Data items
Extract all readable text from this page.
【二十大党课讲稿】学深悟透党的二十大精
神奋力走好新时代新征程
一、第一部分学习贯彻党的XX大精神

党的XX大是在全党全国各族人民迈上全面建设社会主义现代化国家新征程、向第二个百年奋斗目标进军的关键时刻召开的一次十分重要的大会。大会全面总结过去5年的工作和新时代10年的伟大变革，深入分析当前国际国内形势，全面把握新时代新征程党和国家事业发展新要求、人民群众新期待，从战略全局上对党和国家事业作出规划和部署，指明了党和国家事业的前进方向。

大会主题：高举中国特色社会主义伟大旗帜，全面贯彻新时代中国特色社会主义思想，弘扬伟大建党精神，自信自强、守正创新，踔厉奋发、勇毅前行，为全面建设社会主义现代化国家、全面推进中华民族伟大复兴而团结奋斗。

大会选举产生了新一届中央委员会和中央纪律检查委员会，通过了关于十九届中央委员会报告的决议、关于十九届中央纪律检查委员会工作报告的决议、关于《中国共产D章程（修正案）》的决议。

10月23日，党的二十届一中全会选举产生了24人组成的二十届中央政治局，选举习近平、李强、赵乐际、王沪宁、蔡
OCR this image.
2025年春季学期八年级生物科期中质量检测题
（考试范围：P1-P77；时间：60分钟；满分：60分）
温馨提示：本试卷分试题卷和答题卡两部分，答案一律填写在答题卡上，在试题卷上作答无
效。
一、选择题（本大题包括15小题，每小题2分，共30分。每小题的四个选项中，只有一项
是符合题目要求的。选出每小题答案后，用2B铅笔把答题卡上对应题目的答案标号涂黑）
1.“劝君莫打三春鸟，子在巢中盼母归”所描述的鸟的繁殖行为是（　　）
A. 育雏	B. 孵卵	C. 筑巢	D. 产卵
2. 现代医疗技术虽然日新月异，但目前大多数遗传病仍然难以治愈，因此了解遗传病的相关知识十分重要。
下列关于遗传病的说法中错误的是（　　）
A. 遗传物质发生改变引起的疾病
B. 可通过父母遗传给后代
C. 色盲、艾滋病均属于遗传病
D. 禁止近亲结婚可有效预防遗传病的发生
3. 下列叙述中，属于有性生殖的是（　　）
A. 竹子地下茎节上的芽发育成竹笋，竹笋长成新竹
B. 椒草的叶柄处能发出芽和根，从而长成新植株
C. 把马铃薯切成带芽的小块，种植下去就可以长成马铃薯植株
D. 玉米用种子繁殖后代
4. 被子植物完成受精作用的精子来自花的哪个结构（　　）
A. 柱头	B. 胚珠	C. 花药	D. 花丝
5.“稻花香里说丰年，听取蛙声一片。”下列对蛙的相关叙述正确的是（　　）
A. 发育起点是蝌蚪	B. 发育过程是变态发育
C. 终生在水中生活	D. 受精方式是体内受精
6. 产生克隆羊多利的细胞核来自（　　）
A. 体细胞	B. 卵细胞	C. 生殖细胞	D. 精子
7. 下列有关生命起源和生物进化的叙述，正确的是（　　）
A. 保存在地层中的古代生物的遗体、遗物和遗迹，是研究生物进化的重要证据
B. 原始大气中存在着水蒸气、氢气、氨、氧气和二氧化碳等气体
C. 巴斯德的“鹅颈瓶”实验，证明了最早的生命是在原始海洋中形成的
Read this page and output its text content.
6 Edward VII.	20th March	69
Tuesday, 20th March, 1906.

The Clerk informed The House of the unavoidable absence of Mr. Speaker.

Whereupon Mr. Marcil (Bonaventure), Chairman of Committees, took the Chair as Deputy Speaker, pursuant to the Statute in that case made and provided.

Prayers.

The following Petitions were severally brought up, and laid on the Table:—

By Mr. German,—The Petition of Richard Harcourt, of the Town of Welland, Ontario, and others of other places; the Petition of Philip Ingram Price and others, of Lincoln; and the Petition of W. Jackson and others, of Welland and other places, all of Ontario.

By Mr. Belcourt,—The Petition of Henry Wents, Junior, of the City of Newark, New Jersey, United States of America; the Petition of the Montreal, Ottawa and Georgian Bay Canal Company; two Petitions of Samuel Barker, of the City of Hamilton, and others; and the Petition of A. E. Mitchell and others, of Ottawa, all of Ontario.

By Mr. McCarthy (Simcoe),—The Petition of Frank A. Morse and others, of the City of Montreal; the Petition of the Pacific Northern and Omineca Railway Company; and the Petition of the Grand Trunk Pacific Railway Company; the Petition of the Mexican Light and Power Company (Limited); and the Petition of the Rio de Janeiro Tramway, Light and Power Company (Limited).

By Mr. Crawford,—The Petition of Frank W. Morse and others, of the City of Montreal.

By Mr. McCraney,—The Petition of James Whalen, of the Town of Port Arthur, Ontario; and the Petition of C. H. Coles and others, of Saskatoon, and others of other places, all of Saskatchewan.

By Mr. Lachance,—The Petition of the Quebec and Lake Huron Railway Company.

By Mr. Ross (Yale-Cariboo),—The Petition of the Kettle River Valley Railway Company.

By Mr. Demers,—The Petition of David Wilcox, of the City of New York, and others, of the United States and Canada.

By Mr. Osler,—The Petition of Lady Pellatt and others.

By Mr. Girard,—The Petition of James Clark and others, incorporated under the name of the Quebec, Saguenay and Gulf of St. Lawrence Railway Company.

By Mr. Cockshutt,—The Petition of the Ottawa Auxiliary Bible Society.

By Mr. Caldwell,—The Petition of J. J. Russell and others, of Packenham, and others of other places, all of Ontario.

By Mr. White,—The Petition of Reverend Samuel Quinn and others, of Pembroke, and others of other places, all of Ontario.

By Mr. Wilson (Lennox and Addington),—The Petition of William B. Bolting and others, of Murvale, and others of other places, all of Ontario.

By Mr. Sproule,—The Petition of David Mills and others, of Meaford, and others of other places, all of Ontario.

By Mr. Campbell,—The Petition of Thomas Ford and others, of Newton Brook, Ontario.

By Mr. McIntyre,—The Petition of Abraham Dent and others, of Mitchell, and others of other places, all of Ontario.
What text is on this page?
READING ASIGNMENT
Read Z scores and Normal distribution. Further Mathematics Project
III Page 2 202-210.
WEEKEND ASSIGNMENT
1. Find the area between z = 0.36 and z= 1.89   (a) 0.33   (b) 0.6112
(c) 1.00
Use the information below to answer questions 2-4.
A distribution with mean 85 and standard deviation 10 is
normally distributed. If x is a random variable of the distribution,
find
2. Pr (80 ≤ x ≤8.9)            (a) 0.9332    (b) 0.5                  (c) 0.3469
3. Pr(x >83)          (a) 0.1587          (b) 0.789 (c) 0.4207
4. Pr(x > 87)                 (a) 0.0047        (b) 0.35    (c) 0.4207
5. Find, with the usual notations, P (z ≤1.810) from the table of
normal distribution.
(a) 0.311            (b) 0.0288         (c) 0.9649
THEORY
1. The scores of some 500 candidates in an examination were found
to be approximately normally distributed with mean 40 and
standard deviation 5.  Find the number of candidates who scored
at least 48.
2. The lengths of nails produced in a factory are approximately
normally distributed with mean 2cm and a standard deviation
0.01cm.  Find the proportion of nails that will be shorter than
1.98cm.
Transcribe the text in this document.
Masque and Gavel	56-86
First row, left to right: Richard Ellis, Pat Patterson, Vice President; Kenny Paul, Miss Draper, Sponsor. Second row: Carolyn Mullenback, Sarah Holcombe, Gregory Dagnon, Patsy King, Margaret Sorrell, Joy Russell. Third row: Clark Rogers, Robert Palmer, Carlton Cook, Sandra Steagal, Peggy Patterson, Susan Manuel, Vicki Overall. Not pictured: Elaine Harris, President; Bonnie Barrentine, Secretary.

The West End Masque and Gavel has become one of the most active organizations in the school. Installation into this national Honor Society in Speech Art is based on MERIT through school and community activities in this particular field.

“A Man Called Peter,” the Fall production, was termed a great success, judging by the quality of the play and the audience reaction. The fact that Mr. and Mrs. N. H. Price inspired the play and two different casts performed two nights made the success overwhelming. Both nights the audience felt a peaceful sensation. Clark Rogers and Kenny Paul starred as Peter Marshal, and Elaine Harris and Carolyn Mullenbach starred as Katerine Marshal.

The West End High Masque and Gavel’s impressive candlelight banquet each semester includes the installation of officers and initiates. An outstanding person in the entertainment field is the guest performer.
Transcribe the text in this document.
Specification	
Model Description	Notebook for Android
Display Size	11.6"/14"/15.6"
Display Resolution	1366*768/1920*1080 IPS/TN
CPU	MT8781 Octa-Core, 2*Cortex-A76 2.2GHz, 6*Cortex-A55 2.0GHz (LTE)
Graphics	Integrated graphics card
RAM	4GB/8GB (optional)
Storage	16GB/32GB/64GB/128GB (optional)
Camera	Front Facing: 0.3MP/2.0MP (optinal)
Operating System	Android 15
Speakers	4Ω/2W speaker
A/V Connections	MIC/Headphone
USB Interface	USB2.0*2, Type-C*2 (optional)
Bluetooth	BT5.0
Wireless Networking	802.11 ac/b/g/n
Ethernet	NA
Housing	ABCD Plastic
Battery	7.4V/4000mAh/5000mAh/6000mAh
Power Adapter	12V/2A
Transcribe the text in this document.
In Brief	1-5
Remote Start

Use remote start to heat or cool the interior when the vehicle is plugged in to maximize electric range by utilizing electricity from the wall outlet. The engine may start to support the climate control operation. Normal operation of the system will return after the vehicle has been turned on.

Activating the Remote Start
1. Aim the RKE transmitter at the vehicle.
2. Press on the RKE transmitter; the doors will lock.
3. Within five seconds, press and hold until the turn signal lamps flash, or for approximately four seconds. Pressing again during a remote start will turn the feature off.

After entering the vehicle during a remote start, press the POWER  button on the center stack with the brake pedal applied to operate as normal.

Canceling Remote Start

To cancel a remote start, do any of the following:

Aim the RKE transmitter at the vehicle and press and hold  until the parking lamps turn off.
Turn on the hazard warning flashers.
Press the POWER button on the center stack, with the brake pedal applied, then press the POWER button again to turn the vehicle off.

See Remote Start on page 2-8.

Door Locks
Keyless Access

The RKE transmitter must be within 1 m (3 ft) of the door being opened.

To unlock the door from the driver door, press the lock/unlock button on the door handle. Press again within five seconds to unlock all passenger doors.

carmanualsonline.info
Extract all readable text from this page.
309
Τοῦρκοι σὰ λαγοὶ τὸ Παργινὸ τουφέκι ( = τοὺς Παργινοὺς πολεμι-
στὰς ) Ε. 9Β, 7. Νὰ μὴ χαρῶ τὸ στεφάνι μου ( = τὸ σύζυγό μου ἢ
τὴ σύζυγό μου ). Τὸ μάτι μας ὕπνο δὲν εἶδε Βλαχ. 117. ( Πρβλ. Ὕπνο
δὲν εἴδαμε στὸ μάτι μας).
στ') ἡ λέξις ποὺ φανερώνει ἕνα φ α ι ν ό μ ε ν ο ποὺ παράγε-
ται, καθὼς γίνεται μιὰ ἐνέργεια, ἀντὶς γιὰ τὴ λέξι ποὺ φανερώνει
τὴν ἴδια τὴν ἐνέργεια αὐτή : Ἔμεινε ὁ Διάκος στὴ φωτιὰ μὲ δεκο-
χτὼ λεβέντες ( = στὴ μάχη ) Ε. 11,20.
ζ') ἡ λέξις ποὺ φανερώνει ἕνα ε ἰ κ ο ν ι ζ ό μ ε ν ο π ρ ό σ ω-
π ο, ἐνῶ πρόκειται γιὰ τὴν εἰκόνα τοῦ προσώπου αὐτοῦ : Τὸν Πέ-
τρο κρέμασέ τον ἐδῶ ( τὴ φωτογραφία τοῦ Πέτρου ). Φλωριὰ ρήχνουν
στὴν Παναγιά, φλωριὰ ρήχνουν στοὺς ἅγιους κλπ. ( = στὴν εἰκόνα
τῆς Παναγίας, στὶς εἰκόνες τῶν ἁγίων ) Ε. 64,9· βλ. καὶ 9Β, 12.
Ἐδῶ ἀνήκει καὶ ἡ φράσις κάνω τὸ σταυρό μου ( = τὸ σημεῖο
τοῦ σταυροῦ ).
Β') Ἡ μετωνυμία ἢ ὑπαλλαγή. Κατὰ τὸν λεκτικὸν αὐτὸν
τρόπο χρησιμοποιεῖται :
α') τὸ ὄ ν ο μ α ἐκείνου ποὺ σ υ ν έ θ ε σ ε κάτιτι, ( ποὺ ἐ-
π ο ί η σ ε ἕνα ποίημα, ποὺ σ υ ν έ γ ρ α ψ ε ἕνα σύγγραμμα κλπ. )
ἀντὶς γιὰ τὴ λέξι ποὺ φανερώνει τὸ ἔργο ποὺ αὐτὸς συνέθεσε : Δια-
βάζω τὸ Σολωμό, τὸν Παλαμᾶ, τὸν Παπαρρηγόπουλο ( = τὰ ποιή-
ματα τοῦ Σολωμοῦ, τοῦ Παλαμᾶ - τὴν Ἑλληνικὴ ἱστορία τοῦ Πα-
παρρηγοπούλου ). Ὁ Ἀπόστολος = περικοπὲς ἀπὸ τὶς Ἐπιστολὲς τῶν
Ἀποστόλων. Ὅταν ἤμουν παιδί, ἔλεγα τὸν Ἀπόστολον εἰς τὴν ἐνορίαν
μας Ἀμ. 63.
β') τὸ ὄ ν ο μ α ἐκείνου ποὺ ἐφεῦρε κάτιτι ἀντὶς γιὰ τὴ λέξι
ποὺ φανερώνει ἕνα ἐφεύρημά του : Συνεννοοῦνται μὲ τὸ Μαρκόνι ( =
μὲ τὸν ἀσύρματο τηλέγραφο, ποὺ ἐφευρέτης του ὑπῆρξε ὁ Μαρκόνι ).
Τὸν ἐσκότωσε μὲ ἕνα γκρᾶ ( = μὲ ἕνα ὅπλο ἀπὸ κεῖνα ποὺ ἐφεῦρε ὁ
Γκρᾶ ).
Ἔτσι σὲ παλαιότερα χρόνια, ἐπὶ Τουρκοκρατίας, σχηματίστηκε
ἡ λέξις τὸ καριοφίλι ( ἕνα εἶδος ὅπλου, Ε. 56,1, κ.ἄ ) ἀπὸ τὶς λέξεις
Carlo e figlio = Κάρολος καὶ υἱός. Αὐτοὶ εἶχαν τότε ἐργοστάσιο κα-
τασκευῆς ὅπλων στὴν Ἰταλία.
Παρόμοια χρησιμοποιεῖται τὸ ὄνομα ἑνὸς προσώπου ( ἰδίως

• [Exercise]: Copy out each line of the records where the string "standard" appears.

• [Reply to the task]:
A distribution with mean 85 and standard deviation 10 is
standard deviation 5.  Find the number of candidates who scored
normally distributed with mean 2cm and a standard deviation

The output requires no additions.